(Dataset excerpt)
━━━━━━━━

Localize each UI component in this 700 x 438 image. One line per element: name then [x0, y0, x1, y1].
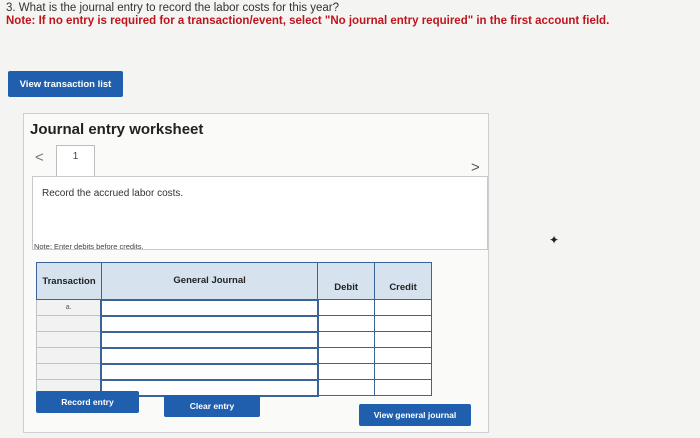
question-text: 3. What is the journal entry to record t… [6, 2, 340, 14]
journal-table: Transaction General Journal Debit Credit… [36, 262, 432, 397]
credit-field[interactable] [374, 315, 432, 332]
table-row [36, 330, 432, 349]
credit-field[interactable] [374, 363, 432, 380]
debit-field[interactable] [317, 379, 376, 396]
credit-field[interactable] [374, 299, 432, 316]
transaction-cell: a. [36, 299, 102, 316]
transaction-cell [36, 347, 102, 364]
header-credit: Credit [374, 262, 432, 300]
record-entry-button[interactable]: Record entry [36, 391, 139, 413]
debit-field[interactable] [317, 299, 376, 316]
account-field[interactable] [100, 346, 319, 365]
debits-before-credits-note: Note: Enter debits before credits. [34, 242, 144, 251]
view-transaction-list-button[interactable]: View transaction list [8, 71, 123, 97]
record-instruction-text: Record the accrued labor costs. [42, 188, 184, 199]
chevron-left-icon[interactable]: < [35, 149, 44, 166]
credit-field[interactable] [374, 379, 432, 396]
record-instruction-box: Record the accrued labor costs. [32, 176, 488, 250]
journal-header-row: Transaction General Journal Debit Credit [36, 262, 432, 300]
transaction-cell [36, 331, 102, 348]
debit-field[interactable] [317, 331, 376, 348]
page-tab-1[interactable]: 1 [56, 145, 95, 178]
transaction-cell [36, 315, 102, 332]
debit-field[interactable] [317, 363, 376, 380]
table-row [36, 362, 432, 381]
table-row: a. [36, 298, 432, 317]
credit-field[interactable] [374, 331, 432, 348]
table-row [36, 346, 432, 365]
header-debit: Debit [317, 262, 376, 300]
header-transaction: Transaction [36, 262, 102, 300]
table-row [36, 314, 432, 333]
header-general-journal: General Journal [100, 262, 319, 300]
account-field[interactable] [100, 330, 319, 349]
debit-field[interactable] [317, 347, 376, 364]
cursor-icon: ✦ [549, 233, 560, 247]
journal-entry-worksheet: Journal entry worksheet < 1 > Record the… [23, 113, 489, 433]
chevron-right-icon[interactable]: > [471, 159, 480, 176]
credit-field[interactable] [374, 347, 432, 364]
transaction-cell [36, 363, 102, 380]
question-note: Note: If no entry is required for a tran… [6, 15, 610, 27]
clear-entry-button[interactable]: Clear entry [164, 395, 260, 417]
account-field[interactable] [100, 362, 319, 381]
debit-field[interactable] [317, 315, 376, 332]
view-general-journal-button[interactable]: View general journal [359, 404, 471, 426]
worksheet-title: Journal entry worksheet [30, 121, 204, 138]
account-field[interactable] [100, 298, 319, 317]
account-field[interactable] [100, 314, 319, 333]
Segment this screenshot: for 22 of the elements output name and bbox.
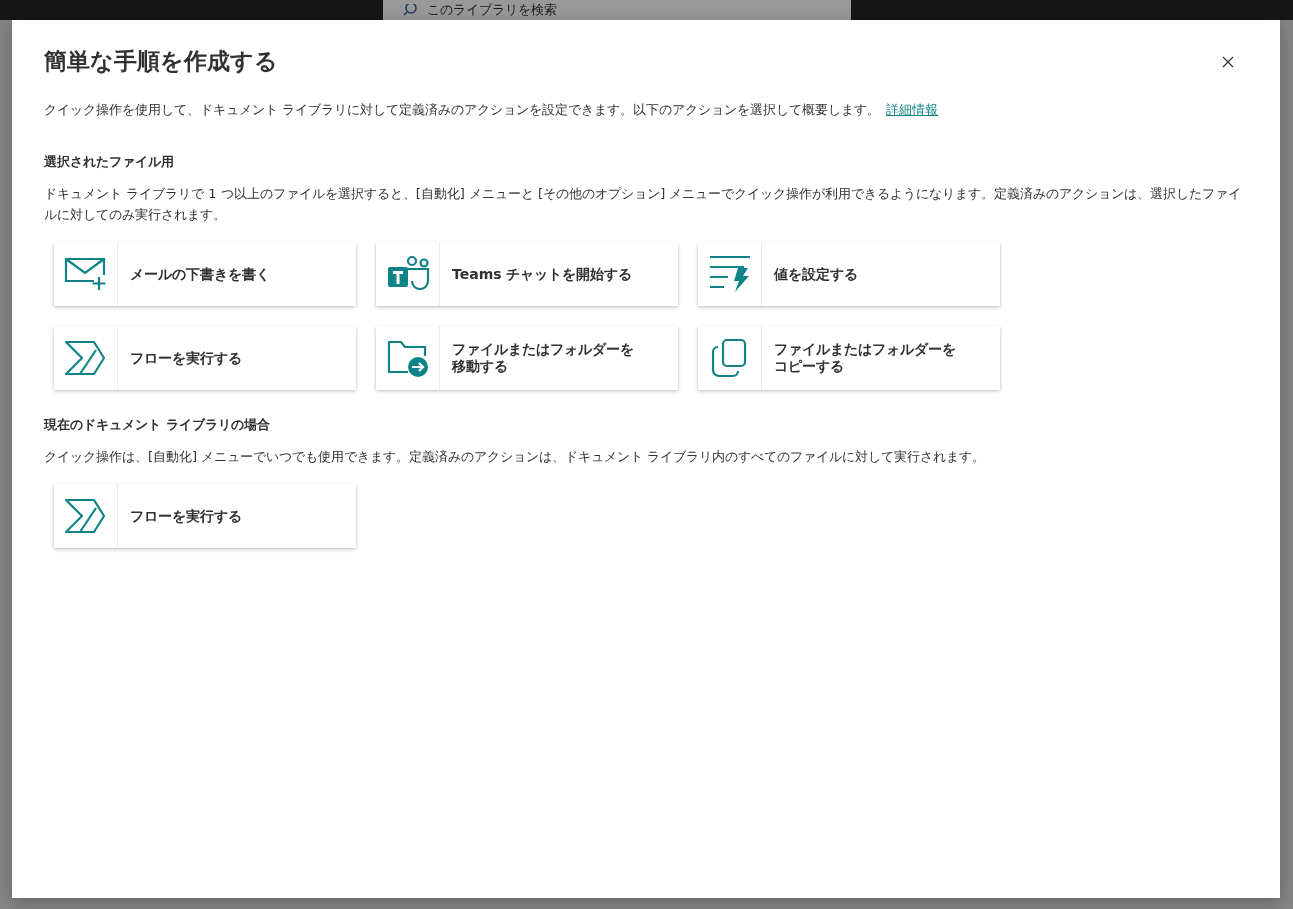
section-description: ドキュメント ライブラリで 1 つ以上のファイルを選択すると、[自動化] メニューと [その他のオプション] メニューでクイック操作が利用できるようになります。定義済みのアクションは、選択したファイルに対してのみ実行されます。: [44, 185, 1243, 224]
search-icon: [402, 4, 417, 16]
action-card[interactable]: ファイルまたはフォルダーを移動する: [376, 326, 678, 390]
search-field[interactable]: このライブラリを検索: [382, 0, 851, 20]
action-card[interactable]: Teams チャットを開始する: [376, 242, 678, 306]
action-card[interactable]: フローを実行する: [54, 484, 356, 548]
flow-chevron-icon: [63, 340, 108, 376]
mail-plus-icon: [63, 257, 108, 291]
action-card[interactable]: メールの下書きを書く: [54, 242, 356, 306]
dialog-title: 簡単な手順を作成する: [44, 47, 278, 76]
action-card[interactable]: フローを実行する: [54, 326, 356, 390]
close-icon: [1222, 55, 1234, 68]
section-description: クイック操作は、[自動化] メニューでいつでも使用できます。定義済みのアクションは、ドキュメント ライブラリ内のすべてのファイルに対して実行されます。: [44, 448, 987, 466]
section-heading: 現在のドキュメント ライブラリの場合: [44, 416, 271, 434]
action-card[interactable]: ファイルまたはフォルダーをコピーする: [698, 326, 1000, 390]
learn-more-link[interactable]: 詳細情報: [886, 102, 939, 117]
intro-text: クイック操作を使用して、ドキュメント ライブラリに対して定義済みのアクションを設定できます。以下のアクションを選択して概要します。 詳細情報: [44, 101, 940, 119]
action-card[interactable]: 値を設定する: [698, 242, 1000, 306]
folder-arrow-icon: [385, 338, 430, 378]
flow-chevron-icon: [63, 498, 108, 534]
section-heading: 選択されたファイル用: [44, 153, 175, 171]
search-placeholder: このライブラリを検索: [426, 2, 557, 18]
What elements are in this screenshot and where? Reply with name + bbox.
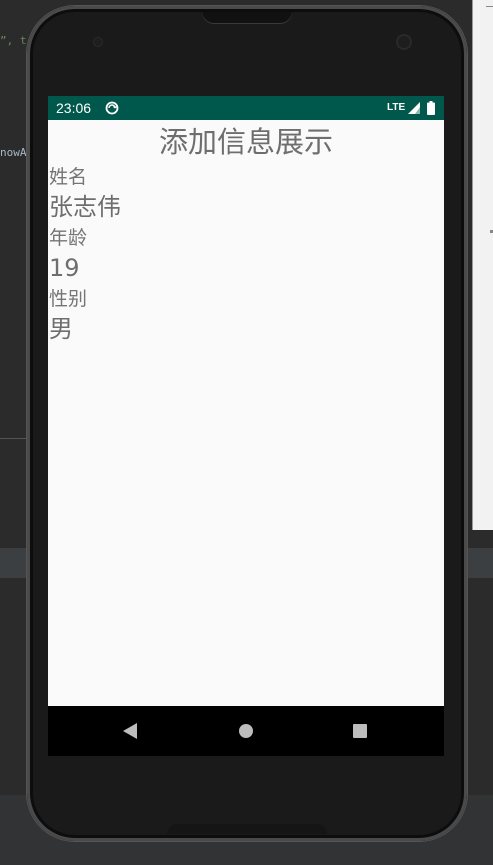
- name-value: 张志伟: [49, 193, 121, 221]
- age-value: 19: [49, 254, 80, 282]
- phone-sensor-icon: [93, 37, 103, 47]
- ide-right-pane[interactable]: [472, 0, 493, 530]
- phone-camera-icon: [396, 34, 412, 50]
- status-bar: 23:06 LTE: [48, 96, 444, 120]
- info-display-activity: 添加信息展示 姓名 张志伟 年龄 19 性别 男: [48, 120, 444, 706]
- gender-label: 性别: [49, 288, 88, 310]
- back-triangle-icon[interactable]: [123, 723, 137, 739]
- sync-icon: [105, 101, 119, 115]
- recents-square-icon[interactable]: [353, 724, 367, 738]
- battery-icon: [427, 101, 435, 115]
- gender-value: 男: [49, 315, 73, 343]
- phone-speaker: [202, 12, 292, 24]
- ide-code-line: nowA: [0, 146, 27, 159]
- home-circle-icon[interactable]: [239, 724, 253, 738]
- ide-divider: [0, 438, 30, 439]
- signal-icon: [408, 102, 420, 114]
- ide-right-pane-mark: [486, 6, 493, 7]
- page-title: 添加信息展示: [158, 125, 333, 159]
- navigation-bar: [48, 706, 444, 756]
- status-network: LTE: [387, 102, 406, 113]
- phone-screen: 23:06 LTE 添加信息展示 姓名 张志伟 年龄 19 性别 男: [48, 96, 444, 756]
- age-label: 年龄: [49, 227, 88, 249]
- phone-bottom-edge: [167, 824, 327, 834]
- name-label: 姓名: [49, 166, 88, 188]
- ide-code-line: ”, t: [0, 34, 27, 47]
- status-time: 23:06: [56, 100, 92, 116]
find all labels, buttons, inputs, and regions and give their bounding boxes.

━━━━━━━━

(Exercise task)
Print the data above exactly as it appears, leaving out the pictures.

(Finished answer)
Localize each UI component in this 700 x 438 image. One line per element: name then [x0, y0, x1, y1].
question-text: 3. What is the journal entry to record t… [6, 2, 340, 14]
journal-table: Transaction General Journal Debit Credit… [36, 262, 432, 397]
credit-field[interactable] [374, 315, 432, 332]
table-row [36, 330, 432, 349]
credit-field[interactable] [374, 363, 432, 380]
debit-field[interactable] [317, 379, 376, 396]
credit-field[interactable] [374, 299, 432, 316]
transaction-cell: a. [36, 299, 102, 316]
transaction-cell [36, 347, 102, 364]
header-credit: Credit [374, 262, 432, 300]
record-entry-button[interactable]: Record entry [36, 391, 139, 413]
debit-field[interactable] [317, 299, 376, 316]
account-field[interactable] [100, 346, 319, 365]
debits-before-credits-note: Note: Enter debits before credits. [34, 242, 144, 251]
view-transaction-list-button[interactable]: View transaction list [8, 71, 123, 97]
record-instruction-text: Record the accrued labor costs. [42, 188, 184, 199]
chevron-left-icon[interactable]: < [35, 149, 44, 166]
credit-field[interactable] [374, 379, 432, 396]
record-instruction-box: Record the accrued labor costs. [32, 176, 488, 250]
journal-header-row: Transaction General Journal Debit Credit [36, 262, 432, 300]
transaction-cell [36, 331, 102, 348]
debit-field[interactable] [317, 331, 376, 348]
page-tab-1[interactable]: 1 [56, 145, 95, 178]
transaction-cell [36, 315, 102, 332]
debit-field[interactable] [317, 363, 376, 380]
table-row [36, 362, 432, 381]
table-row: a. [36, 298, 432, 317]
credit-field[interactable] [374, 331, 432, 348]
table-row [36, 346, 432, 365]
header-debit: Debit [317, 262, 376, 300]
header-transaction: Transaction [36, 262, 102, 300]
table-row [36, 314, 432, 333]
header-general-journal: General Journal [100, 262, 319, 300]
account-field[interactable] [100, 330, 319, 349]
debit-field[interactable] [317, 347, 376, 364]
cursor-icon: ✦ [549, 233, 560, 247]
journal-entry-worksheet: Journal entry worksheet < 1 > Record the… [23, 113, 489, 433]
chevron-right-icon[interactable]: > [471, 159, 480, 176]
credit-field[interactable] [374, 347, 432, 364]
transaction-cell [36, 363, 102, 380]
question-note: Note: If no entry is required for a tran… [6, 15, 610, 27]
clear-entry-button[interactable]: Clear entry [164, 395, 260, 417]
account-field[interactable] [100, 362, 319, 381]
debit-field[interactable] [317, 315, 376, 332]
view-general-journal-button[interactable]: View general journal [359, 404, 471, 426]
worksheet-title: Journal entry worksheet [30, 121, 204, 138]
account-field[interactable] [100, 298, 319, 317]
account-field[interactable] [100, 314, 319, 333]
Segment this screenshot: for 22 of the elements output name and bbox.
section-description: ドキュメント ライブラリで 1 つ以上のファイルを選択すると、[自動化] メニューと [その他のオプション] メニューでクイック操作が利用できるようになります。定義済みのアクションは、選択したファイルに対してのみ実行されます。: [44, 185, 1243, 224]
search-icon: [402, 4, 417, 16]
action-card[interactable]: ファイルまたはフォルダーを移動する: [376, 326, 678, 390]
search-field[interactable]: このライブラリを検索: [382, 0, 851, 20]
action-card[interactable]: Teams チャットを開始する: [376, 242, 678, 306]
action-card[interactable]: フローを実行する: [54, 484, 356, 548]
flow-chevron-icon: [63, 340, 108, 376]
mail-plus-icon: [63, 257, 108, 291]
action-card[interactable]: メールの下書きを書く: [54, 242, 356, 306]
dialog-title: 簡単な手順を作成する: [44, 47, 278, 76]
action-card[interactable]: フローを実行する: [54, 326, 356, 390]
close-icon: [1222, 55, 1234, 68]
section-description: クイック操作は、[自動化] メニューでいつでも使用できます。定義済みのアクションは、ドキュメント ライブラリ内のすべてのファイルに対して実行されます。: [44, 448, 987, 466]
section-heading: 現在のドキュメント ライブラリの場合: [44, 416, 271, 434]
action-card[interactable]: ファイルまたはフォルダーをコピーする: [698, 326, 1000, 390]
learn-more-link[interactable]: 詳細情報: [886, 102, 939, 117]
intro-text: クイック操作を使用して、ドキュメント ライブラリに対して定義済みのアクションを設定できます。以下のアクションを選択して概要します。 詳細情報: [44, 101, 940, 119]
action-card[interactable]: 値を設定する: [698, 242, 1000, 306]
folder-arrow-icon: [385, 338, 430, 378]
flow-chevron-icon: [63, 498, 108, 534]
section-heading: 選択されたファイル用: [44, 153, 175, 171]
search-placeholder: このライブラリを検索: [426, 2, 557, 18]
What elements are in this screenshot and where? Reply with name + bbox.
- name-value: 张志伟: [49, 193, 121, 221]
- age-value: 19: [49, 254, 80, 282]
- phone-sensor-icon: [93, 37, 103, 47]
- ide-right-pane[interactable]: [472, 0, 493, 530]
- phone-camera-icon: [396, 34, 412, 50]
- status-bar: 23:06 LTE: [48, 96, 444, 120]
- info-display-activity: 添加信息展示 姓名 张志伟 年龄 19 性别 男: [48, 120, 444, 706]
- gender-label: 性别: [49, 288, 88, 310]
- back-triangle-icon[interactable]: [123, 723, 137, 739]
- sync-icon: [105, 101, 119, 115]
- recents-square-icon[interactable]: [353, 724, 367, 738]
- battery-icon: [427, 101, 435, 115]
- gender-value: 男: [49, 315, 73, 343]
- phone-speaker: [202, 12, 292, 24]
- ide-code-line: nowA: [0, 146, 27, 159]
- home-circle-icon[interactable]: [239, 724, 253, 738]
- ide-divider: [0, 438, 30, 439]
- signal-icon: [408, 102, 420, 114]
- ide-right-pane-mark: [486, 6, 493, 7]
- page-title: 添加信息展示: [158, 125, 333, 159]
- navigation-bar: [48, 706, 444, 756]
- status-network: LTE: [387, 102, 406, 113]
- phone-screen: 23:06 LTE 添加信息展示 姓名 张志伟 年龄 19 性别 男: [48, 96, 444, 756]
- age-label: 年龄: [49, 227, 88, 249]
- phone-bottom-edge: [167, 824, 327, 834]
- name-label: 姓名: [49, 166, 88, 188]
- ide-code-line: ”, t: [0, 34, 27, 47]
- status-time: 23:06: [56, 100, 92, 116]
find all labels, buttons, inputs, and regions and give their bounding boxes.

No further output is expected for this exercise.